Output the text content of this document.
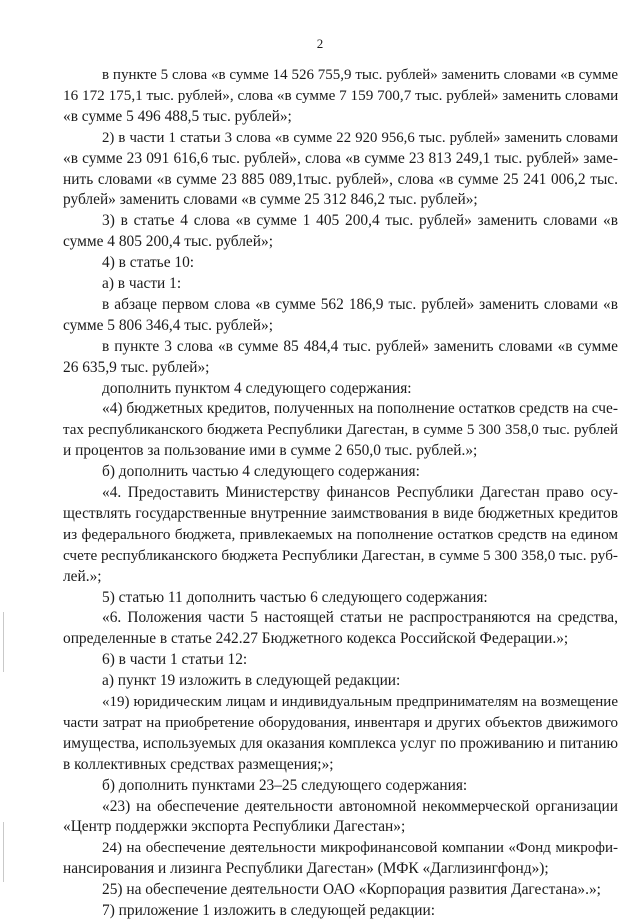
2
в пункте 5 слова «в сумме 14 526 755,9 тыс. рублей» заменить словами «в сумме
16 172 175,1 тыс. рублей», слова «в сумме 7 159 700,7 тыс. рублей» заменить словами
«в сумме 5 496 488,5 тыс. рублей»;
2) в части 1 статьи 3 слова «в сумме 22 920 956,6 тыс. рублей» заменить словами
«в сумме 23 091 616,6 тыс. рублей», слова «в сумме 23 813 249,1 тыс. рублей» заме-
нить словами «в сумме 23 885 089,1тыс. рублей», слова «в сумме 25 241 006,2 тыс.
рублей» заменить словами «в сумме 25 312 846,2 тыс. рублей»;
3) в статье 4 слова «в сумме 1 405 200,4 тыс. рублей» заменить словами «в
сумме 4 805 200,4 тыс. рублей»;
4) в статье 10:
а) в части 1:
в абзаце первом слова «в сумме 562 186,9 тыс. рублей» заменить словами «в
сумме 5 806 346,4 тыс. рублей»;
в пункте 3 слова «в сумме 85 484,4 тыс. рублей» заменить словами «в сумме
26 635,9 тыс. рублей»;
дополнить пунктом 4 следующего содержания:
«4) бюджетных кредитов, полученных на пополнение остатков средств на сче-
тах республиканского бюджета Республики Дагестан, в сумме 5 300 358,0 тыс. рублей
и процентов за пользование ими в сумме 2 650,0 тыс. рублей.»;
б) дополнить частью 4 следующего содержания:
«4. Предоставить Министерству финансов Республики Дагестан право осу-
ществлять государственные внутренние заимствования в виде бюджетных кредитов
из федерального бюджета, привлекаемых на пополнение остатков средств на едином
счете республиканского бюджета Республики Дагестан, в сумме 5 300 358,0 тыс. руб-
лей.»;
5) статью 11 дополнить частью 6 следующего содержания:
«6. Положения части 5 настоящей статьи не распространяются на средства,
определенные в статье 242.27 Бюджетного кодекса Российской Федерации.»;
6) в части 1 статьи 12:
а) пункт 19 изложить в следующей редакции:
«19) юридическим лицам и индивидуальным предпринимателям на возмещение
части затрат на приобретение оборудования, инвентаря и других объектов движимого
имущества, используемых для оказания комплекса услуг по проживанию и питанию
в коллективных средствах размещения;»;
б) дополнить пунктами 23–25 следующего содержания:
«23) на обеспечение деятельности автономной некоммерческой организации
«Центр поддержки экспорта Республики Дагестан»;
24) на обеспечение деятельности микрофинансовой компании «Фонд микрофи-
нансирования и лизинга Республики Дагестан» (МФК «Даглизингфонд»);
25) на обеспечение деятельности ОАО «Корпорация развития Дагестана».»;
7) приложение 1 изложить в следующей редакции:
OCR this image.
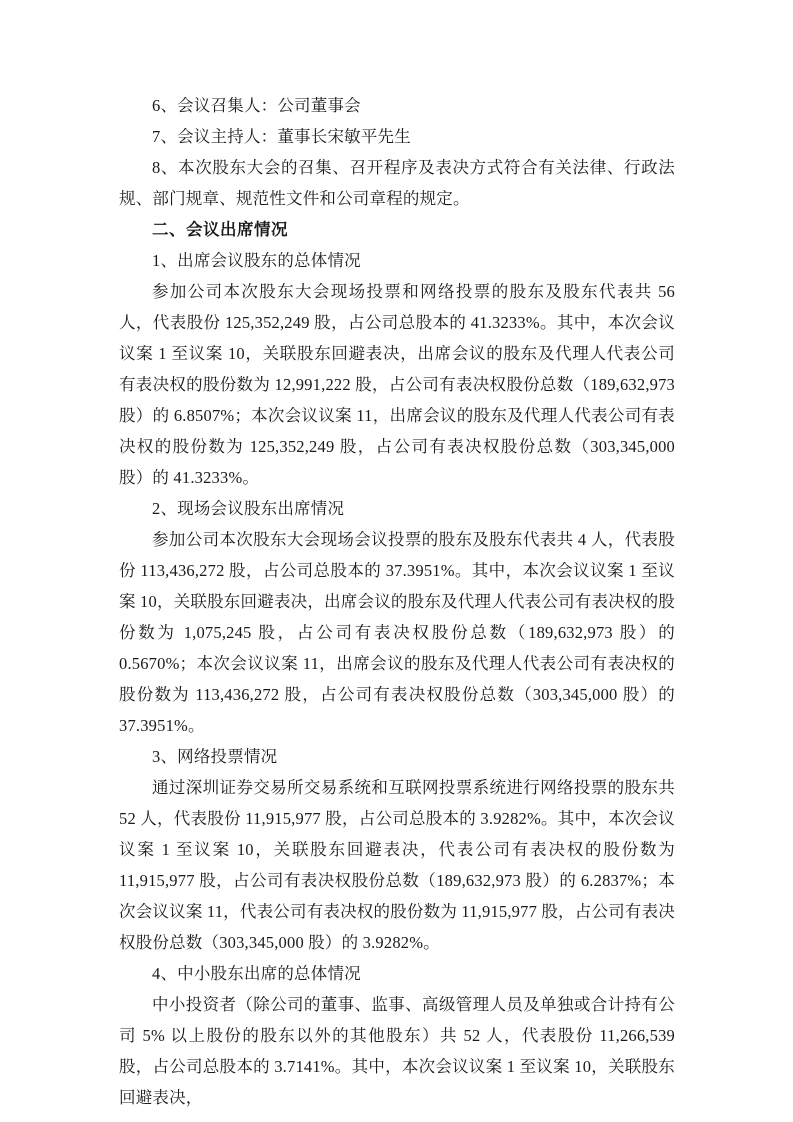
6、会议召集人：公司董事会

7、会议主持人：董事长宋敏平先生

8、本次股东大会的召集、召开程序及表决方式符合有关法律、行政法规、部门规章、规范性文件和公司章程的规定。

二、会议出席情况

1、出席会议股东的总体情况

参加公司本次股东大会现场投票和网络投票的股东及股东代表共 56 人，代表股份 125,352,249 股，占公司总股本的 41.3233%。其中，本次会议议案 1 至议案 10，关联股东回避表决，出席会议的股东及代理人代表公司有表决权的股份数为 12,991,222 股，占公司有表决权股份总数（189,632,973 股）的 6.8507%；本次会议议案 11，出席会议的股东及代理人代表公司有表决权的股份数为 125,352,249 股，占公司有表决权股份总数（303,345,000 股）的 41.3233%。

2、现场会议股东出席情况

参加公司本次股东大会现场会议投票的股东及股东代表共 4 人，代表股份 113,436,272 股，占公司总股本的 37.3951%。其中，本次会议议案 1 至议案 10，关联股东回避表决，出席会议的股东及代理人代表公司有表决权的股份数为 1,075,245 股，占公司有表决权股份总数（189,632,973 股）的 0.5670%；本次会议议案 11，出席会议的股东及代理人代表公司有表决权的股份数为 113,436,272 股，占公司有表决权股份总数（303,345,000 股）的 37.3951%。

3、网络投票情况

通过深圳证券交易所交易系统和互联网投票系统进行网络投票的股东共 52 人，代表股份 11,915,977 股，占公司总股本的 3.9282%。其中，本次会议议案 1 至议案 10，关联股东回避表决，代表公司有表决权的股份数为 11,915,977 股，占公司有表决权股份总数（189,632,973 股）的 6.2837%；本次会议议案 11，代表公司有表决权的股份数为 11,915,977 股，占公司有表决权股份总数（303,345,000 股）的 3.9282%。

4、中小股东出席的总体情况

中小投资者（除公司的董事、监事、高级管理人员及单独或合计持有公司 5% 以上股份的股东以外的其他股东）共 52 人，代表股份 11,266,539 股，占公司总股本的 3.7141%。其中，本次会议议案 1 至议案 10，关联股东回避表决，
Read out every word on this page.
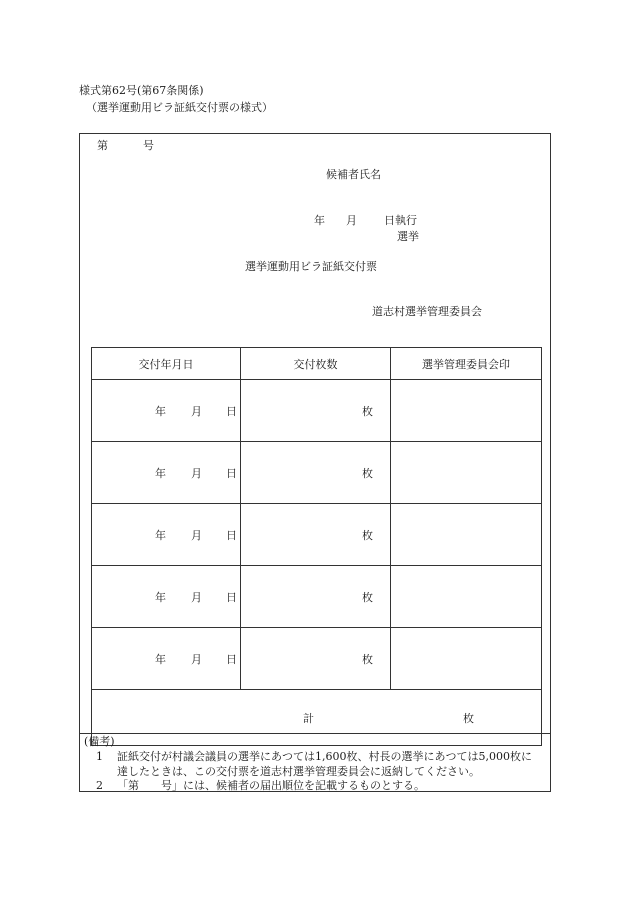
様式第62号(第67条関係)
（選挙運動用ビラ証紙交付票の様式）
第	号
候補者氏名
年 月 日執行
選挙
選挙運動用ビラ証紙交付票
道志村選挙管理委員会
交付年月日	交付枚数	選挙管理委員会印

年 月 日	枚	

年 月 日	枚	

年 月 日	枚	

年 月 日	枚	

年 月 日	枚	

計 枚		
(備考)
1 証紙交付が村議会議員の選挙にあつては1,600枚、村長の選挙にあつては5,000枚に
達したときは、この交付票を道志村選挙管理委員会に返納してください。
2 「第　　号」には、候補者の届出順位を記載するものとする。
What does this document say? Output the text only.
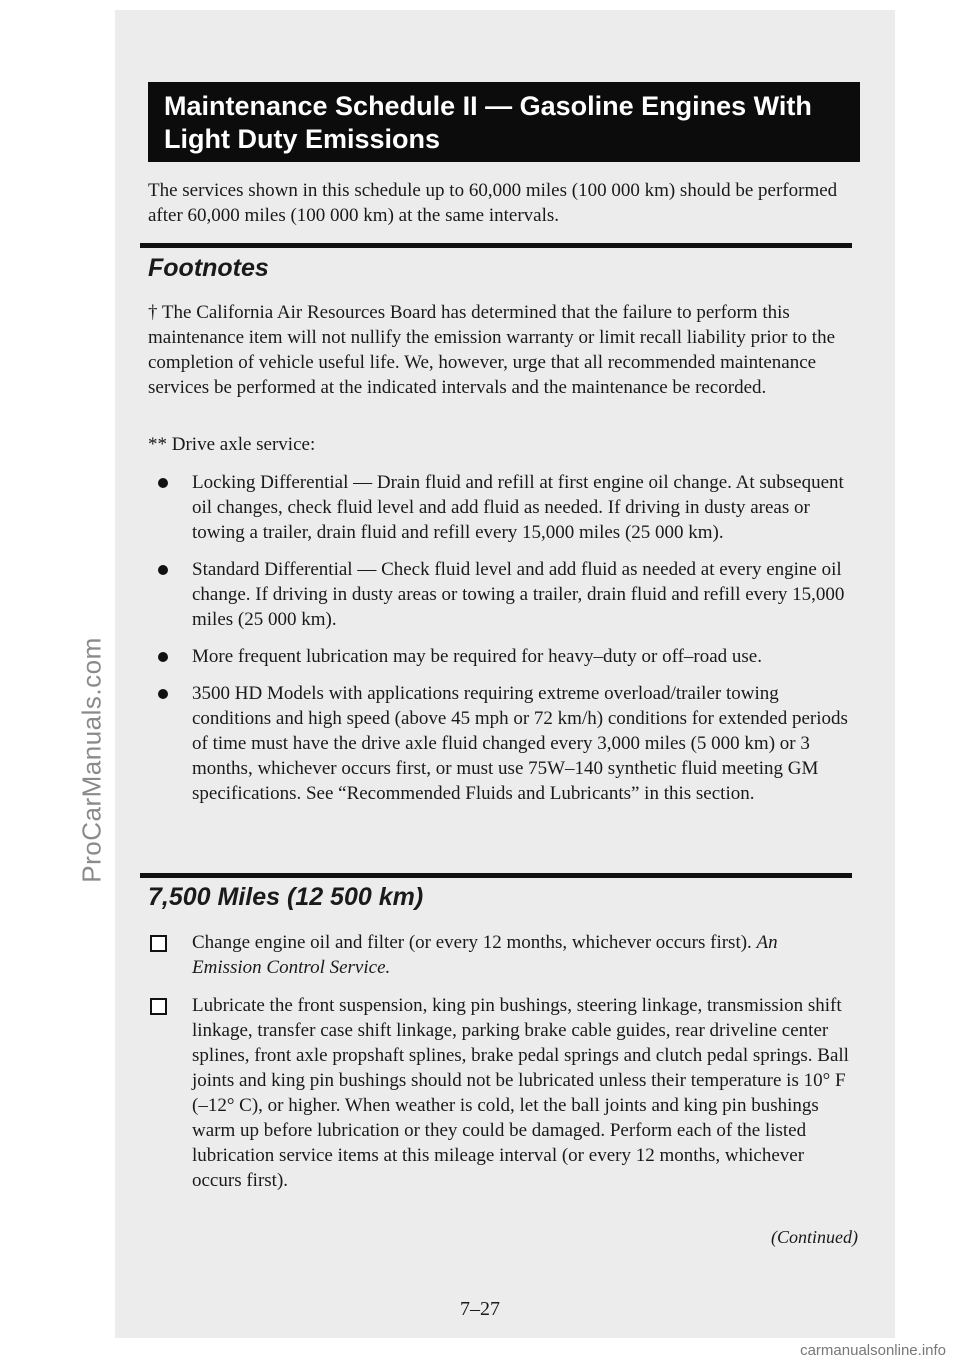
ProCarManuals.com
Maintenance Schedule II — Gasoline Engines With
Light Duty Emissions

The services shown in this schedule up to 60,000 miles (100 000 km) should be performed after 60,000 miles (100 000 km) at the same intervals.

Footnotes

† The California Air Resources Board has determined that the failure to perform this maintenance item will not nullify the emission warranty or limit recall liability prior to the completion of vehicle useful life. We, however, urge that all recommended maintenance services be performed at the indicated intervals and the maintenance be recorded.

** Drive axle service:

Locking Differential — Drain fluid and refill at first engine oil change. At subsequent oil changes, check fluid level and add fluid as needed. If driving in dusty areas or towing a trailer, drain fluid and refill every 15,000 miles (25 000 km).
Standard Differential — Check fluid level and add fluid as needed at every engine oil change. If driving in dusty areas or towing a trailer, drain fluid and refill every 15,000 miles (25 000 km).
More frequent lubrication may be required for heavy–duty or off–road use.
3500 HD Models with applications requiring extreme overload/trailer towing conditions and high speed (above 45 mph or 72 km/h) conditions for extended periods of time must have the drive axle fluid changed every 3,000 miles (5 000 km) or 3 months, whichever occurs first, or must use 75W–140 synthetic fluid meeting GM specifications. See “Recommended Fluids and Lubricants” in this section.
7,500 Miles (12 500 km)
Change engine oil and filter (or every 12 months, whichever occurs first). An Emission Control Service.
Lubricate the front suspension, king pin bushings, steering linkage, transmission shift linkage, transfer case shift linkage, parking brake cable guides, rear driveline center splines, front axle propshaft splines, brake pedal springs and clutch pedal springs. Ball joints and king pin bushings should not be lubricated unless their temperature is 10° F (–12° C), or higher. When weather is cold, let the ball joints and king pin bushings warm up before lubrication or they could be damaged. Perform each of the listed lubrication service items at this mileage interval (or every 12 months, whichever occurs first).
(Continued)
7–27
carmanualsonline.info
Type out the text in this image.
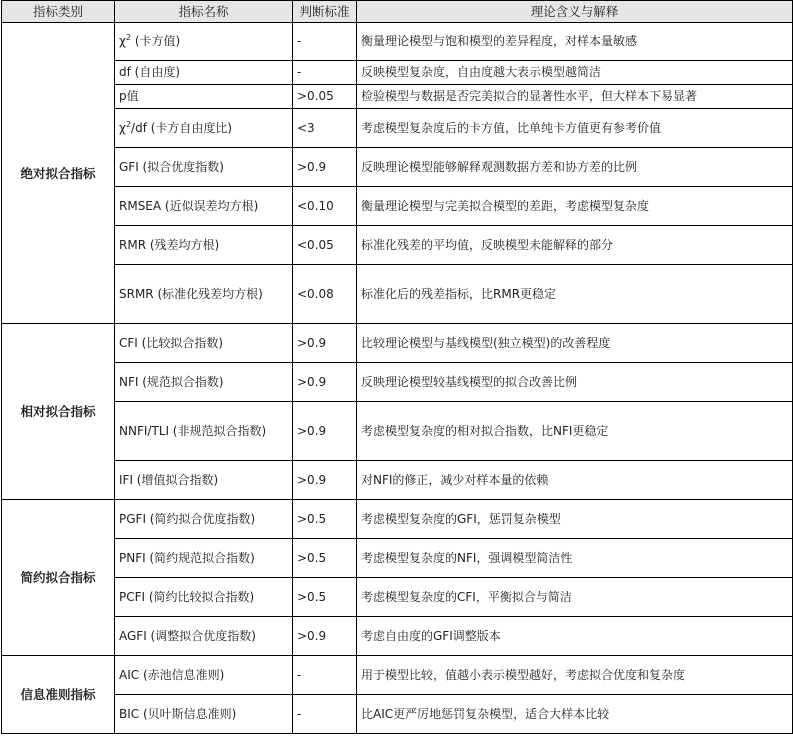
指标类别	指标名称	判断标准	理论含义与解释
绝对拟合指标	$\chi^2$ (卡方值)	-	衡量理论模型与饱和模型的差异程度，对样本量敏感
	df (自由度)	-	反映模型复杂度，自由度越大表示模型越简洁
	p值	>0.05	检验模型与数据是否完美拟合的显著性水平，但大样本下易显著
	$\chi^2/df$ (卡方自由度比)	<3	考虑模型复杂度后的卡方值，比单纯卡方值更有参考价值
	GFI (拟合优度指数)	>0.9	反映理论模型能够解释观测数据方差和协方差的比例
	RMSEA (近似误差均方根)	<0.10	衡量理论模型与完美拟合模型的差距，考虑模型复杂度
	RMR (残差均方根)	<0.05	标准化残差的平均值，反映模型未能解释的部分
	SRMR (标准化残差均方根)	<0.08	标准化后的残差指标，比RMR更稳定
相对拟合指标	CFI (比较拟合指数)	>0.9	比较理论模型与基线模型(独立模型)的改善程度
	NFI (规范拟合指数)	>0.9	反映理论模型较基线模型的拟合改善比例
	NNFI/TLI (非规范拟合指数)	>0.9	考虑模型复杂度的相对拟合指数，比NFI更稳定
	IFI (增值拟合指数)	>0.9	对NFI的修正，减少对样本量的依赖
简约拟合指标	PGFI (简约拟合优度指数)	>0.5	考虑模型复杂度的GFI，惩罚复杂模型
	PNFI (简约规范拟合指数)	>0.5	考虑模型复杂度的NFI，强调模型简洁性
	PCFI (简约比较拟合指数)	>0.5	考虑模型复杂度的CFI，平衡拟合与简洁
	AGFI (调整拟合优度指数)	>0.9	考虑自由度的GFI调整版本
信息准则指标	AIC (赤池信息准则)	-	用于模型比较，值越小表示模型越好，考虑拟合优度和复杂度
	BIC (贝叶斯信息准则)	-	比AIC更严厉地惩罚复杂模型，适合大样本比较
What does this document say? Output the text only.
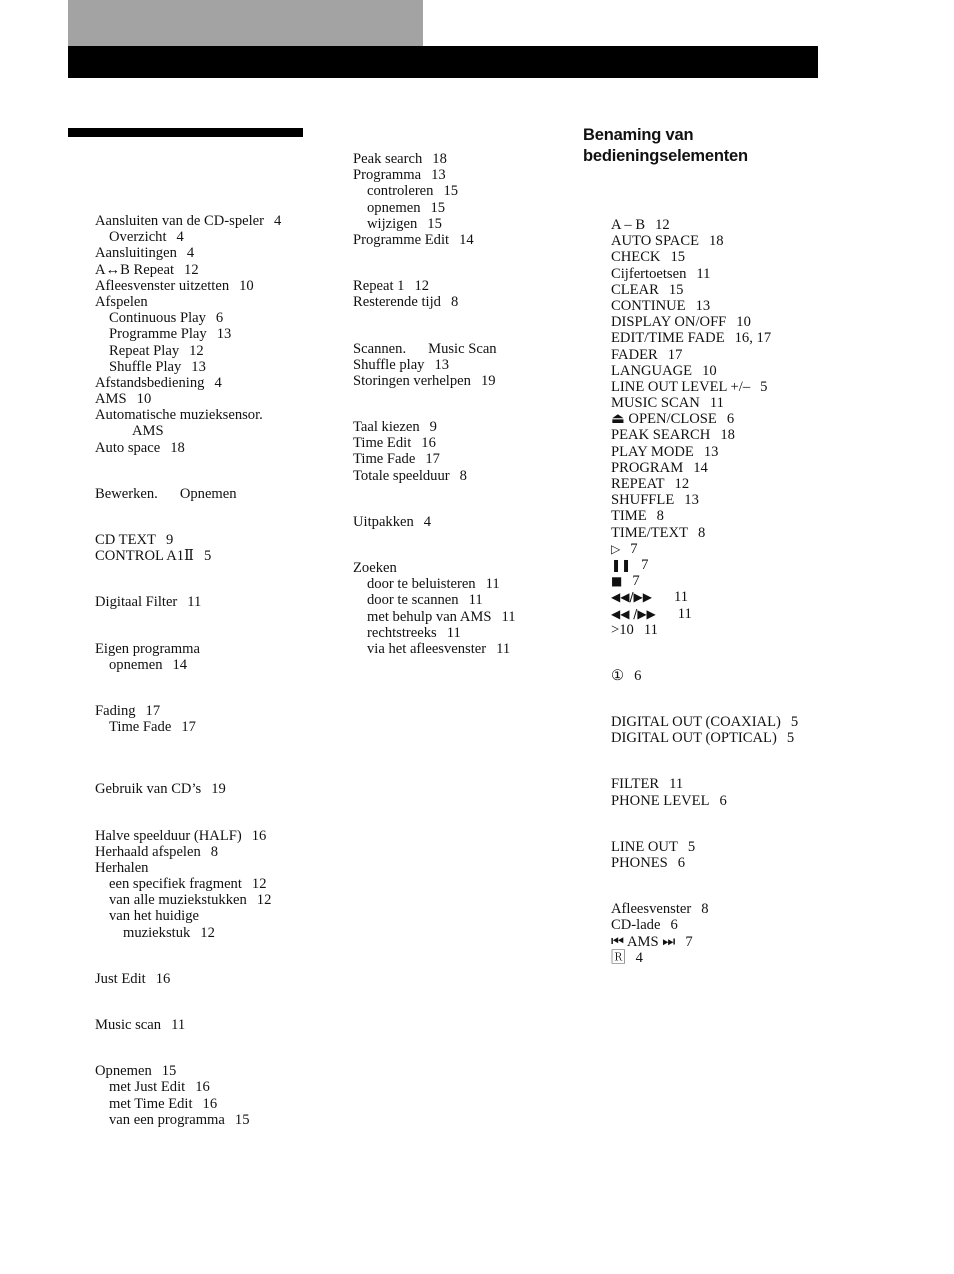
Benaming van
bedieningselementen
Aansluiten van de CD-speler 4
Overzicht 4
Aansluitingen 4
A↔B Repeat 12
Afleesvenster uitzetten 10
Afspelen
Continuous Play 6
Programme Play 13
Repeat Play 12
Shuffle Play 13
Afstandsbediening 4
AMS 10
Automatische muzieksensor.
AMS
Auto space 18
Bewerken. Opnemen
CD TEXT 9
CONTROL A1Ⅱ 5
Digitaal Filter 11
Eigen programma
opnemen 14
Fading 17
Time Fade 17
Gebruik van CD’s 19
Halve speelduur (HALF) 16
Herhaald afspelen 8
Herhalen
een specifiek fragment 12
van alle muziekstukken 12
van het huidige
muziekstuk 12
Just Edit 16
Music scan 11
Opnemen 15
met Just Edit 16
met Time Edit 16
van een programma 15
Peak search 18
Programma 13
controleren 15
opnemen 15
wijzigen 15
Programme Edit 14
Repeat 1 12
Resterende tijd 8
Scannen. Music Scan
Shuffle play 13
Storingen verhelpen 19
Taal kiezen 9
Time Edit 16
Time Fade 17
Totale speelduur 8
Uitpakken 4
Zoeken
door te beluisteren 11
door te scannen 11
met behulp van AMS 11
rechtstreeks 11
via het afleesvenster 11
A – B 12
AUTO SPACE 18
CHECK 15
Cijfertoetsen 11
CLEAR 15
CONTINUE 13
DISPLAY ON/OFF 10
EDIT/TIME FADE 16, 17
FADER 17
LANGUAGE 10
LINE OUT LEVEL +/– 5
MUSIC SCAN 11
⏏ OPEN/CLOSE 6
PEAK SEARCH 18
PLAY MODE 13
PROGRAM 14
REPEAT 12
SHUFFLE 13
TIME 8
TIME/TEXT 8
▷ 7
❚❚ 7
■ 7
◀◀/▶▶ 11
◀◀ /▶▶ 11
>10 11
① 6
DIGITAL OUT (COAXIAL) 5
DIGITAL OUT (OPTICAL) 5
FILTER 11
PHONE LEVEL 6
LINE OUT 5
PHONES 6
Afleesvenster 8
CD-lade 6
⏮ AMS ⏭ 7
🅁 4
- - - - -
▶ Directions: Which lines of the material contain the string "изложить"? List each of them.

▶ Task result:
а) пункт 19 изложить в следующей редакции:
7) приложение 1 изложить в следующей редакции:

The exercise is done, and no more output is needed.